→ Exercise requirements:
Word for word, retype every entry in the listing.

→ Records for the task:
╭──
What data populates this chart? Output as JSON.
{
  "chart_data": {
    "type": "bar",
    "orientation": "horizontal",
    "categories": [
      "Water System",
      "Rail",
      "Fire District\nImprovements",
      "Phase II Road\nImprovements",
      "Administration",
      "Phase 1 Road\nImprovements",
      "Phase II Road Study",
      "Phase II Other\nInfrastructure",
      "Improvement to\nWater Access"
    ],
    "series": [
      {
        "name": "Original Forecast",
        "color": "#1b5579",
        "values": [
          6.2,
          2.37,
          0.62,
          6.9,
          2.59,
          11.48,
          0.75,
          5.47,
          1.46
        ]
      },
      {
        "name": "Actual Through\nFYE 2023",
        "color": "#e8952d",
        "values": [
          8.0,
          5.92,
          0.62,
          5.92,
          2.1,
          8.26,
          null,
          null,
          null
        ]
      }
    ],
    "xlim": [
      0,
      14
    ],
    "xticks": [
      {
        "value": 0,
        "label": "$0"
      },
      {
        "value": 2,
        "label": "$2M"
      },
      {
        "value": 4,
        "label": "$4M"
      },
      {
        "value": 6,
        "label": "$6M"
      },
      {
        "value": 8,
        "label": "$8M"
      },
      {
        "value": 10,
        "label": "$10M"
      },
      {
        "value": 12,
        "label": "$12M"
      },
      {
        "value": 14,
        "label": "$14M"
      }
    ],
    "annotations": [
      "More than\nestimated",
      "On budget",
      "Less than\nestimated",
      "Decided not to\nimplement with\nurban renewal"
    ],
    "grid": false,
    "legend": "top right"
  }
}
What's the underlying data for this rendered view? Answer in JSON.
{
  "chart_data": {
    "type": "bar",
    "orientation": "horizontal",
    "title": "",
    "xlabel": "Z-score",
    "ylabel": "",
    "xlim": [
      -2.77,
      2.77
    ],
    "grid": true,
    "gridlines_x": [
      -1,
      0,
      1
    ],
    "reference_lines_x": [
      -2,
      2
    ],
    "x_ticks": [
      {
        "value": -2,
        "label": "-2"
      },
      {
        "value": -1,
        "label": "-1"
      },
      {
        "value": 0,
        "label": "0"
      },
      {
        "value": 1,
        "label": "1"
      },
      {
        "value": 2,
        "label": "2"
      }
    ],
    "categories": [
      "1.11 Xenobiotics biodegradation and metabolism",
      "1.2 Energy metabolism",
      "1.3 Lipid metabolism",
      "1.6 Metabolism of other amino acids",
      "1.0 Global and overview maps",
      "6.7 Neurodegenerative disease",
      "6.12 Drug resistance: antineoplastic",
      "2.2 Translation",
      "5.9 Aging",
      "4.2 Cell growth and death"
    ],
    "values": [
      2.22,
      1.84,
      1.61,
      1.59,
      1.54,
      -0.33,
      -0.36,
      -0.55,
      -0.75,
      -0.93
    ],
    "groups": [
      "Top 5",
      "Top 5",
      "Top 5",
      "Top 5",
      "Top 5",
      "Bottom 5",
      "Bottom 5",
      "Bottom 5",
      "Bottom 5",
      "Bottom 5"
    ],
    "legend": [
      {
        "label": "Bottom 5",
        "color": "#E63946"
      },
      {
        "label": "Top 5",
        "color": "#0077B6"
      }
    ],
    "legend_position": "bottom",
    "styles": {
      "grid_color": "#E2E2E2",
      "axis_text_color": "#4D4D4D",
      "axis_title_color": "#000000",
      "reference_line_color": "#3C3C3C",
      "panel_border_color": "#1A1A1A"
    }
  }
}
╰──
→ Task answer:
What data populates this chart? Output as JSON.
{
  "chart_data": {
    "type": "bar",
    "orientation": "horizontal",
    "categories": [
      "Water System",
      "Rail",
      "Fire District\nImprovements",
      "Phase II Road\nImprovements",
      "Administration",
      "Phase 1 Road\nImprovements",
      "Phase II Road Study",
      "Phase II Other\nInfrastructure",
      "Improvement to\nWater Access"
    ],
    "series": [
      {
        "name": "Original Forecast",
        "color": "#1b5579",
        "values": [
          6.2,
          2.37,
          0.62,
          6.9,
          2.59,
          11.48,
          0.75,
          5.47,
          1.46
        ]
      },
      {
        "name": "Actual Through\nFYE 2023",
        "color": "#e8952d",
        "values": [
          8.0,
          5.92,
          0.62,
          5.92,
          2.1,
          8.26,
          null,
          null,
          null
        ]
      }
    ],
    "xlim": [
      0,
      14
    ],
    "xticks": [
      {
        "value": 0,
        "label": "$0"
      },
      {
        "value": 2,
        "label": "$2M"
      },
      {
        "value": 4,
        "label": "$4M"
      },
      {
        "value": 6,
        "label": "$6M"
      },
      {
        "value": 8,
        "label": "$8M"
      },
      {
        "value": 10,
        "label": "$10M"
      },
      {
        "value": 12,
        "label": "$12M"
      },
      {
        "value": 14,
        "label": "$14M"
      }
    ],
    "annotations": [
      "More than\nestimated",
      "On budget",
      "Less than\nestimated",
      "Decided not to\nimplement with\nurban renewal"
    ],
    "grid": false,
    "legend": "top right"
  }
}
What's the underlying data for this rendered view? Answer in JSON.
{
  "chart_data": {
    "type": "bar",
    "orientation": "horizontal",
    "title": "",
    "xlabel": "Z-score",
    "ylabel": "",
    "xlim": [
      -2.77,
      2.77
    ],
    "grid": true,
    "gridlines_x": [
      -1,
      0,
      1
    ],
    "reference_lines_x": [
      -2,
      2
    ],
    "x_ticks": [
      {
        "value": -2,
        "label": "-2"
      },
      {
        "value": -1,
        "label": "-1"
      },
      {
        "value": 0,
        "label": "0"
      },
      {
        "value": 1,
        "label": "1"
      },
      {
        "value": 2,
        "label": "2"
      }
    ],
    "categories": [
      "1.11 Xenobiotics biodegradation and metabolism",
      "1.2 Energy metabolism",
      "1.3 Lipid metabolism",
      "1.6 Metabolism of other amino acids",
      "1.0 Global and overview maps",
      "6.7 Neurodegenerative disease",
      "6.12 Drug resistance: antineoplastic",
      "2.2 Translation",
      "5.9 Aging",
      "4.2 Cell growth and death"
    ],
    "values": [
      2.22,
      1.84,
      1.61,
      1.59,
      1.54,
      -0.33,
      -0.36,
      -0.55,
      -0.75,
      -0.93
    ],
    "groups": [
      "Top 5",
      "Top 5",
      "Top 5",
      "Top 5",
      "Top 5",
      "Bottom 5",
      "Bottom 5",
      "Bottom 5",
      "Bottom 5",
      "Bottom 5"
    ],
    "legend": [
      {
        "label": "Bottom 5",
        "color": "#E63946"
      },
      {
        "label": "Top 5",
        "color": "#0077B6"
      }
    ],
    "legend_position": "bottom",
    "styles": {
      "grid_color": "#E2E2E2",
      "axis_text_color": "#4D4D4D",
      "axis_title_color": "#000000",
      "reference_line_color": "#3C3C3C",
      "panel_border_color": "#1A1A1A"
    }
  }
}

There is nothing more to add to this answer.